Exercise inputs –
--------------------------------
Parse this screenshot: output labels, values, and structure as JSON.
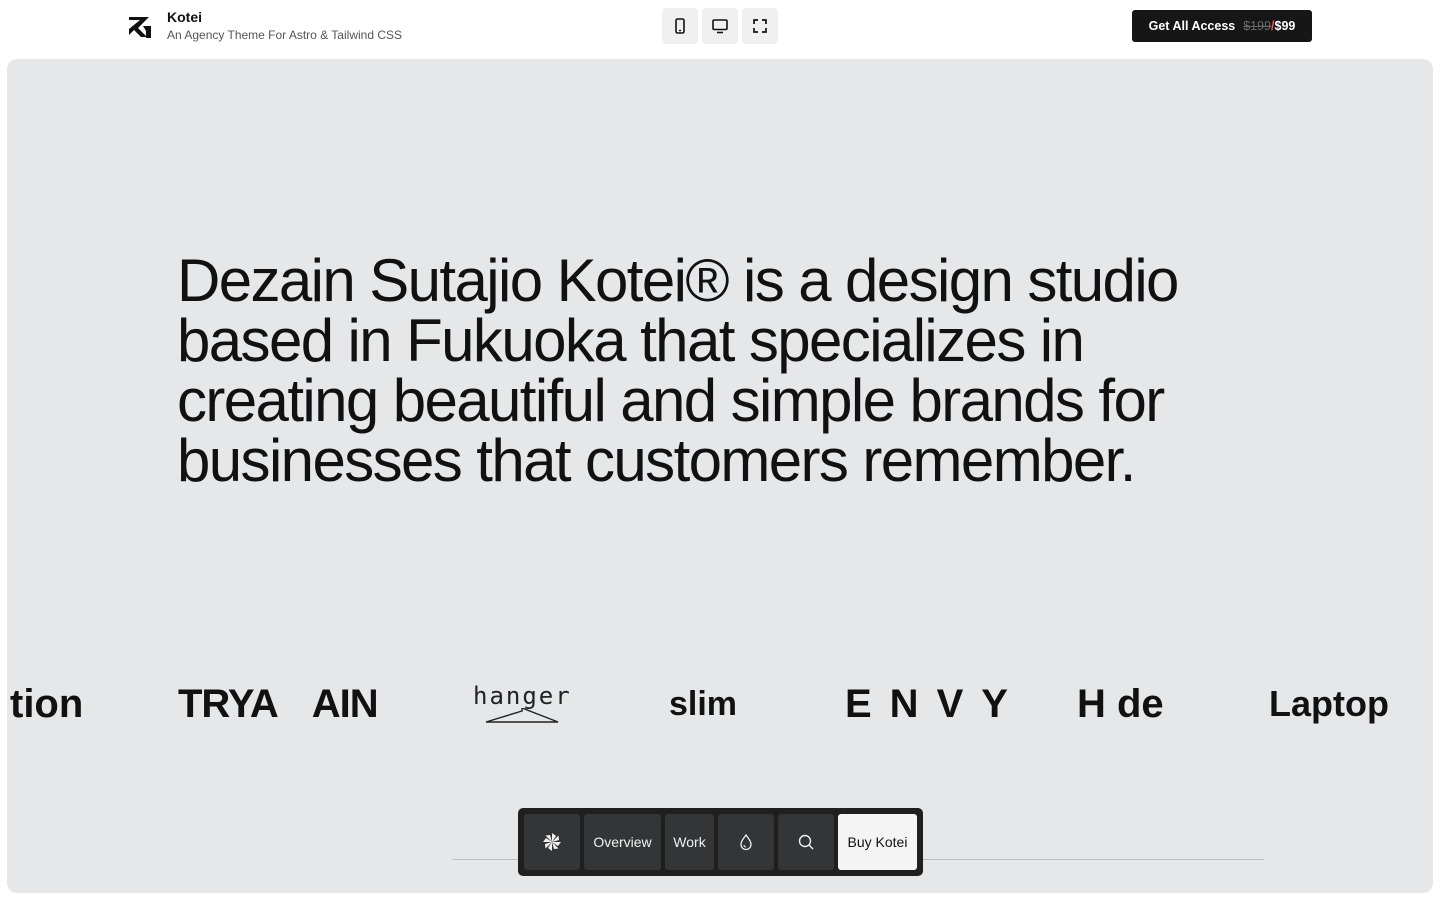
{
  "header": {
    "brand_name": "Kotei",
    "brand_tagline": "An Agency Theme For Astro & Tailwind CSS",
    "device_buttons": [
      {
        "name": "mobile-view",
        "icon": "mobile-icon"
      },
      {
        "name": "desktop-view",
        "icon": "desktop-icon"
      },
      {
        "name": "fullscreen-view",
        "icon": "fullscreen-icon"
      }
    ],
    "cta": {
      "label": "Get All Access",
      "old_price": "$199",
      "separator": "/",
      "new_price": "$99"
    }
  },
  "hero": {
    "text": "Dezain Sutajio Kotei® is a design studio based in Fukuoka that specializes in creating beautiful and simple brands for businesses that customers remember."
  },
  "logos": {
    "items": [
      "tion",
      "TRYA",
      "AIN",
      "hanger",
      "slim",
      "ENVY",
      "H de",
      "Laptop"
    ]
  },
  "bottom_nav": {
    "items": [
      {
        "label": "",
        "icon": "pinwheel-logo-icon"
      },
      {
        "label": "Overview"
      },
      {
        "label": "Work"
      },
      {
        "label": "",
        "icon": "droplet-icon"
      },
      {
        "label": "",
        "icon": "search-icon"
      },
      {
        "label": "Buy Kotei"
      }
    ]
  },
  "colors": {
    "frame_bg": "#e6e7e9",
    "nav_bg": "#1f1f20",
    "nav_item_bg": "#343536",
    "cta_bg": "#161616"
  }
}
--------------------------------
Stated exercise – The entries above are to be returned exactly, without their pictures.

The completed task –
Parse this screenshot: output labels, values, and structure as JSON.
{
  "header": {
    "brand_name": "Kotei",
    "brand_tagline": "An Agency Theme For Astro & Tailwind CSS",
    "device_buttons": [
      {
        "name": "mobile-view",
        "icon": "mobile-icon"
      },
      {
        "name": "desktop-view",
        "icon": "desktop-icon"
      },
      {
        "name": "fullscreen-view",
        "icon": "fullscreen-icon"
      }
    ],
    "cta": {
      "label": "Get All Access",
      "old_price": "$199",
      "separator": "/",
      "new_price": "$99"
    }
  },
  "hero": {
    "text": "Dezain Sutajio Kotei® is a design studio based in Fukuoka that specializes in creating beautiful and simple brands for businesses that customers remember."
  },
  "logos": {
    "items": [
      "tion",
      "TRYA",
      "AIN",
      "hanger",
      "slim",
      "ENVY",
      "H de",
      "Laptop"
    ]
  },
  "bottom_nav": {
    "items": [
      {
        "label": "",
        "icon": "pinwheel-logo-icon"
      },
      {
        "label": "Overview"
      },
      {
        "label": "Work"
      },
      {
        "label": "",
        "icon": "droplet-icon"
      },
      {
        "label": "",
        "icon": "search-icon"
      },
      {
        "label": "Buy Kotei"
      }
    ]
  },
  "colors": {
    "frame_bg": "#e6e7e9",
    "nav_bg": "#1f1f20",
    "nav_item_bg": "#343536",
    "cta_bg": "#161616"
  }
}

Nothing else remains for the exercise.